→ **AIM OF THE EXERCISE**
Identify the lines that contain the string "datasets" and copy all of them.
------------------------------------------------
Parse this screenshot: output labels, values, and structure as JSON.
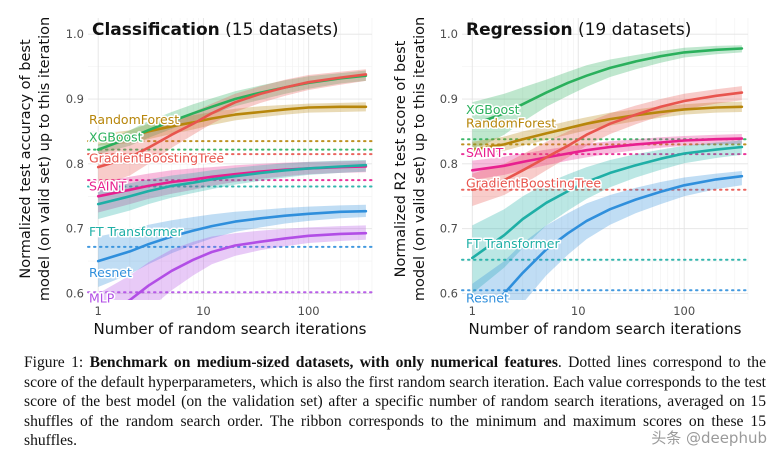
{
  "chart_data": [
    {
      "type": "line",
      "title_bold": "Classification",
      "title_rest": " (15 datasets)",
      "ylabel": "Normalized test accuracy of best model (on valid set) up to this iteration",
      "ylabel_lines": [
        "Normalized test accuracy of best",
        "model (on valid set) up to this iteration"
      ],
      "xlabel": "Number of random search iterations",
      "x_scale": "log",
      "xlim": [
        0.8,
        400
      ],
      "ylim": [
        0.59,
        1.025
      ],
      "x_ticks": [
        "1",
        "10",
        "100"
      ],
      "y_ticks": [
        "0.6",
        "0.7",
        "0.8",
        "0.9",
        "1.0"
      ],
      "grid": true,
      "series": [
        {
          "name": "RandomForest",
          "color": "#b7860b",
          "default": 0.835,
          "x": [
            1,
            2,
            3,
            5,
            8,
            12,
            20,
            35,
            60,
            100,
            200,
            350
          ],
          "y": [
            0.836,
            0.842,
            0.85,
            0.858,
            0.864,
            0.87,
            0.876,
            0.88,
            0.884,
            0.887,
            0.888,
            0.888
          ],
          "lo": [
            0.828,
            0.832,
            0.838,
            0.846,
            0.853,
            0.86,
            0.867,
            0.872,
            0.876,
            0.879,
            0.88,
            0.881
          ],
          "hi": [
            0.845,
            0.852,
            0.862,
            0.87,
            0.875,
            0.88,
            0.885,
            0.889,
            0.891,
            0.893,
            0.894,
            0.895
          ]
        },
        {
          "name": "XGBoost",
          "color": "#2ab05c",
          "default": 0.822,
          "x": [
            1,
            2,
            3,
            5,
            8,
            12,
            20,
            35,
            60,
            100,
            200,
            350
          ],
          "y": [
            0.822,
            0.84,
            0.852,
            0.866,
            0.878,
            0.888,
            0.9,
            0.91,
            0.918,
            0.925,
            0.932,
            0.936
          ],
          "lo": [
            0.815,
            0.828,
            0.84,
            0.854,
            0.866,
            0.876,
            0.889,
            0.899,
            0.908,
            0.916,
            0.924,
            0.928
          ],
          "hi": [
            0.83,
            0.852,
            0.866,
            0.88,
            0.892,
            0.901,
            0.912,
            0.921,
            0.929,
            0.935,
            0.94,
            0.944
          ]
        },
        {
          "name": "GradientBoostingTree",
          "color": "#e8554e",
          "default": 0.815,
          "x": [
            1,
            2,
            3,
            5,
            8,
            12,
            20,
            35,
            60,
            100,
            200,
            350
          ],
          "y": [
            0.795,
            0.81,
            0.825,
            0.845,
            0.862,
            0.878,
            0.895,
            0.908,
            0.918,
            0.926,
            0.933,
            0.938
          ],
          "lo": [
            0.765,
            0.782,
            0.8,
            0.825,
            0.845,
            0.862,
            0.88,
            0.894,
            0.905,
            0.914,
            0.922,
            0.928
          ],
          "hi": [
            0.825,
            0.84,
            0.852,
            0.866,
            0.88,
            0.893,
            0.908,
            0.92,
            0.93,
            0.937,
            0.942,
            0.946
          ]
        },
        {
          "name": "SAINT",
          "color": "#e8208f",
          "default": 0.775,
          "x": [
            1,
            2,
            3,
            5,
            8,
            12,
            20,
            35,
            60,
            100,
            200,
            350
          ],
          "y": [
            0.75,
            0.76,
            0.766,
            0.772,
            0.776,
            0.78,
            0.784,
            0.788,
            0.791,
            0.793,
            0.795,
            0.796
          ],
          "lo": [
            0.725,
            0.738,
            0.746,
            0.754,
            0.76,
            0.766,
            0.772,
            0.777,
            0.781,
            0.784,
            0.786,
            0.787
          ],
          "hi": [
            0.772,
            0.78,
            0.785,
            0.79,
            0.793,
            0.795,
            0.798,
            0.8,
            0.802,
            0.803,
            0.804,
            0.805
          ]
        },
        {
          "name": "FT Transformer",
          "color": "#1fafa6",
          "default": 0.765,
          "x": [
            1,
            2,
            3,
            5,
            8,
            12,
            20,
            35,
            60,
            100,
            200,
            350
          ],
          "y": [
            0.738,
            0.75,
            0.758,
            0.766,
            0.771,
            0.776,
            0.781,
            0.786,
            0.79,
            0.793,
            0.796,
            0.798
          ],
          "lo": [
            0.715,
            0.728,
            0.738,
            0.748,
            0.755,
            0.761,
            0.768,
            0.774,
            0.779,
            0.783,
            0.786,
            0.788
          ],
          "hi": [
            0.76,
            0.77,
            0.776,
            0.782,
            0.786,
            0.79,
            0.794,
            0.798,
            0.801,
            0.803,
            0.805,
            0.806
          ]
        },
        {
          "name": "Resnet",
          "color": "#2f8fdc",
          "default": 0.672,
          "x": [
            1,
            2,
            3,
            5,
            8,
            12,
            20,
            35,
            60,
            100,
            200,
            350
          ],
          "y": [
            0.65,
            0.665,
            0.676,
            0.688,
            0.697,
            0.704,
            0.711,
            0.716,
            0.72,
            0.723,
            0.726,
            0.727
          ],
          "lo": [
            0.61,
            0.63,
            0.645,
            0.662,
            0.675,
            0.685,
            0.695,
            0.702,
            0.708,
            0.712,
            0.716,
            0.718
          ],
          "hi": [
            0.688,
            0.698,
            0.706,
            0.713,
            0.718,
            0.722,
            0.726,
            0.729,
            0.732,
            0.734,
            0.736,
            0.737
          ]
        },
        {
          "name": "MLP",
          "color": "#b24ee6",
          "default": 0.602,
          "x": [
            1,
            2,
            3,
            5,
            8,
            12,
            20,
            35,
            60,
            100,
            200,
            350
          ],
          "y": [
            0.56,
            0.59,
            0.612,
            0.635,
            0.652,
            0.664,
            0.674,
            0.68,
            0.685,
            0.689,
            0.692,
            0.693
          ],
          "lo": [
            0.52,
            0.55,
            0.575,
            0.605,
            0.628,
            0.645,
            0.658,
            0.667,
            0.673,
            0.678,
            0.681,
            0.683
          ],
          "hi": [
            0.6,
            0.628,
            0.648,
            0.668,
            0.68,
            0.688,
            0.693,
            0.697,
            0.7,
            0.702,
            0.704,
            0.705
          ]
        }
      ]
    },
    {
      "type": "line",
      "title_bold": "Regression",
      "title_rest": " (19 datasets)",
      "ylabel": "Normalized R2 test score of best model (on valid set) up to this iteration",
      "ylabel_lines": [
        "Normalized R2 test score of best",
        "model (on valid set) up to this iteration"
      ],
      "xlabel": "Number of random search iterations",
      "x_scale": "log",
      "xlim": [
        0.8,
        400
      ],
      "ylim": [
        0.59,
        1.025
      ],
      "x_ticks": [
        "1",
        "10",
        "100"
      ],
      "y_ticks": [
        "0.6",
        "0.7",
        "0.8",
        "0.9",
        "1.0"
      ],
      "grid": true,
      "series": [
        {
          "name": "XGBoost",
          "color": "#2ab05c",
          "default": 0.838,
          "x": [
            1,
            2,
            3,
            5,
            8,
            12,
            20,
            35,
            60,
            100,
            200,
            350
          ],
          "y": [
            0.86,
            0.878,
            0.892,
            0.91,
            0.925,
            0.936,
            0.948,
            0.958,
            0.966,
            0.972,
            0.976,
            0.978
          ],
          "lo": [
            0.82,
            0.845,
            0.865,
            0.888,
            0.905,
            0.919,
            0.934,
            0.946,
            0.956,
            0.964,
            0.969,
            0.972
          ],
          "hi": [
            0.895,
            0.908,
            0.918,
            0.93,
            0.942,
            0.952,
            0.961,
            0.968,
            0.974,
            0.979,
            0.982,
            0.983
          ]
        },
        {
          "name": "RandomForest",
          "color": "#b7860b",
          "default": 0.83,
          "x": [
            1,
            2,
            3,
            5,
            8,
            12,
            20,
            35,
            60,
            100,
            200,
            350
          ],
          "y": [
            0.822,
            0.83,
            0.838,
            0.847,
            0.855,
            0.862,
            0.869,
            0.875,
            0.88,
            0.884,
            0.887,
            0.888
          ],
          "lo": [
            0.812,
            0.82,
            0.828,
            0.837,
            0.845,
            0.852,
            0.859,
            0.866,
            0.871,
            0.876,
            0.879,
            0.88
          ],
          "hi": [
            0.834,
            0.842,
            0.85,
            0.858,
            0.866,
            0.872,
            0.879,
            0.884,
            0.889,
            0.892,
            0.895,
            0.896
          ]
        },
        {
          "name": "SAINT",
          "color": "#e8208f",
          "default": 0.815,
          "x": [
            1,
            2,
            3,
            5,
            8,
            12,
            20,
            35,
            60,
            100,
            200,
            350
          ],
          "y": [
            0.79,
            0.797,
            0.803,
            0.81,
            0.816,
            0.821,
            0.826,
            0.83,
            0.833,
            0.836,
            0.838,
            0.839
          ],
          "lo": [
            0.775,
            0.783,
            0.79,
            0.798,
            0.805,
            0.81,
            0.816,
            0.821,
            0.825,
            0.828,
            0.83,
            0.831
          ],
          "hi": [
            0.805,
            0.811,
            0.816,
            0.822,
            0.827,
            0.831,
            0.835,
            0.838,
            0.841,
            0.843,
            0.845,
            0.846
          ]
        },
        {
          "name": "GradientBoostingTree",
          "color": "#e8554e",
          "default": 0.76,
          "x": [
            1,
            2,
            3,
            5,
            8,
            12,
            20,
            35,
            60,
            100,
            200,
            350
          ],
          "y": [
            0.76,
            0.775,
            0.79,
            0.81,
            0.828,
            0.845,
            0.862,
            0.876,
            0.888,
            0.897,
            0.905,
            0.91
          ],
          "lo": [
            0.735,
            0.752,
            0.768,
            0.79,
            0.81,
            0.828,
            0.846,
            0.861,
            0.874,
            0.884,
            0.893,
            0.898
          ],
          "hi": [
            0.785,
            0.8,
            0.815,
            0.834,
            0.85,
            0.864,
            0.878,
            0.89,
            0.9,
            0.908,
            0.915,
            0.92
          ]
        },
        {
          "name": "FT Transformer",
          "color": "#1fafa6",
          "default": 0.652,
          "x": [
            1,
            2,
            3,
            5,
            8,
            12,
            20,
            35,
            60,
            100,
            200,
            350
          ],
          "y": [
            0.655,
            0.69,
            0.715,
            0.74,
            0.758,
            0.772,
            0.786,
            0.798,
            0.808,
            0.816,
            0.822,
            0.826
          ],
          "lo": [
            0.6,
            0.64,
            0.67,
            0.705,
            0.728,
            0.746,
            0.764,
            0.779,
            0.791,
            0.801,
            0.809,
            0.814
          ],
          "hi": [
            0.705,
            0.73,
            0.75,
            0.77,
            0.784,
            0.795,
            0.806,
            0.815,
            0.822,
            0.828,
            0.833,
            0.836
          ]
        },
        {
          "name": "Resnet",
          "color": "#2f8fdc",
          "default": 0.605,
          "x": [
            1,
            2,
            3,
            5,
            8,
            12,
            20,
            35,
            60,
            100,
            200,
            350
          ],
          "y": [
            0.56,
            0.6,
            0.632,
            0.668,
            0.693,
            0.712,
            0.73,
            0.745,
            0.757,
            0.767,
            0.776,
            0.781
          ],
          "lo": [
            0.5,
            0.545,
            0.585,
            0.628,
            0.66,
            0.684,
            0.706,
            0.724,
            0.738,
            0.75,
            0.761,
            0.767
          ],
          "hi": [
            0.615,
            0.65,
            0.678,
            0.705,
            0.724,
            0.739,
            0.752,
            0.763,
            0.772,
            0.779,
            0.785,
            0.789
          ]
        }
      ]
    }
  ],
  "caption": {
    "prefix": "Figure 1: ",
    "bold": "Benchmark on medium-sized datasets, with only numerical features",
    "rest": ". Dotted lines correspond to the score of the default hyperparameters, which is also the first random search iteration. Each value corresponds to the test score of the best model (on the validation set) after a specific number of random search iterations, averaged on 15 shuffles of the random search order. The ribbon corresponds to the minimum and maximum scores on these 15 shuffles."
  },
  "watermark": "头条 @deephub"
}
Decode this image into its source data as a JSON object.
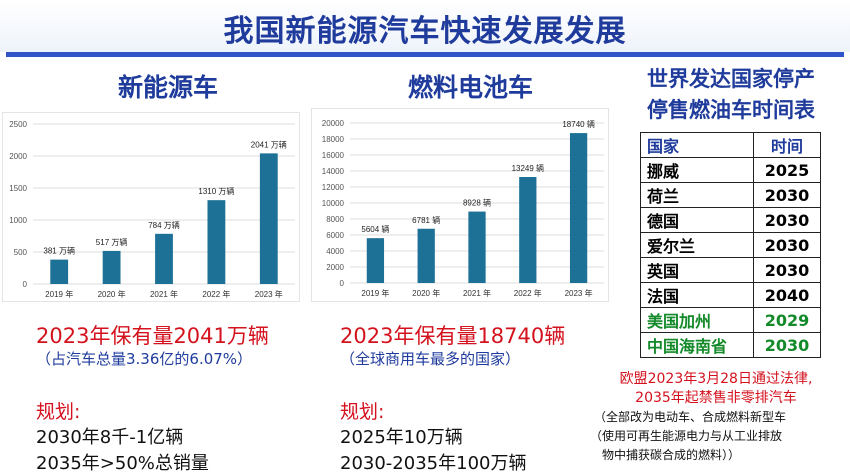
{
  "title": "我国新能源汽车快速发展发展",
  "nev": {
    "heading": "新能源车",
    "stat": "2023年保有量2041万辆",
    "note": "（占汽车总量3.36亿的6.07%）",
    "plan_title": "规划:",
    "plans": [
      "2030年8千-1亿辆",
      "2035年>50%总销量"
    ]
  },
  "fcv": {
    "heading": "燃料电池车",
    "stat": "2023年保有量18740辆",
    "note": "（全球商用车最多的国家）",
    "plan_title": "规划:",
    "plans": [
      "2025年10万辆",
      "2030-2035年100万辆"
    ]
  },
  "world": {
    "title_lines": [
      "世界发达国家停产",
      "停售燃油车时间表"
    ],
    "table_header": [
      "国家",
      "时间"
    ],
    "rows": [
      {
        "country": "挪威",
        "year": "2025",
        "highlight": false
      },
      {
        "country": "荷兰",
        "year": "2030",
        "highlight": false
      },
      {
        "country": "德国",
        "year": "2030",
        "highlight": false
      },
      {
        "country": "爱尔兰",
        "year": "2030",
        "highlight": false
      },
      {
        "country": "英国",
        "year": "2030",
        "highlight": false
      },
      {
        "country": "法国",
        "year": "2040",
        "highlight": false
      },
      {
        "country": "美国加州",
        "year": "2029",
        "highlight": true
      },
      {
        "country": "中国海南省",
        "year": "2030",
        "highlight": true
      }
    ],
    "eu_lines": [
      "欧盟2023年3月28日通过法律,",
      "2035年起禁售非零排汽车"
    ],
    "eu_note_lines": [
      "（全部改为电动车、合成燃料新型车",
      "（使用可再生能源电力与从工业排放",
      "物中捕获碳合成的燃料））"
    ]
  },
  "colors": {
    "bar": "#1d7196",
    "title": "#1f3b9c",
    "red": "#d4121e",
    "green": "#138a29"
  },
  "chart_data": [
    {
      "type": "bar",
      "categories": [
        "2019 年",
        "2020 年",
        "2021 年",
        "2022 年",
        "2023 年"
      ],
      "values": [
        381,
        517,
        784,
        1310,
        2041
      ],
      "data_labels": [
        "381 万辆",
        "517 万辆",
        "784 万辆",
        "1310 万辆",
        "2041 万辆"
      ],
      "yticks": [
        0,
        500,
        1000,
        1500,
        2000,
        2500
      ],
      "ylim": [
        0,
        2500
      ],
      "grid": true
    },
    {
      "type": "bar",
      "categories": [
        "2019 年",
        "2020 年",
        "2021 年",
        "2022 年",
        "2023 年"
      ],
      "values": [
        5604,
        6781,
        8928,
        13249,
        18740
      ],
      "data_labels": [
        "5604 辆",
        "6781 辆",
        "8928 辆",
        "13249 辆",
        "18740 辆"
      ],
      "yticks": [
        0,
        2000,
        4000,
        6000,
        8000,
        10000,
        12000,
        14000,
        16000,
        18000,
        20000
      ],
      "ylim": [
        0,
        20000
      ],
      "grid": true
    }
  ]
}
------------------------------------------------
→ **SOLUTION TO THE PROBLEM**
      "title_rest": " (15 datasets)",
      "title_rest": " (19 datasets)",
    "bold": "Benchmark on medium-sized datasets, with only numerical features",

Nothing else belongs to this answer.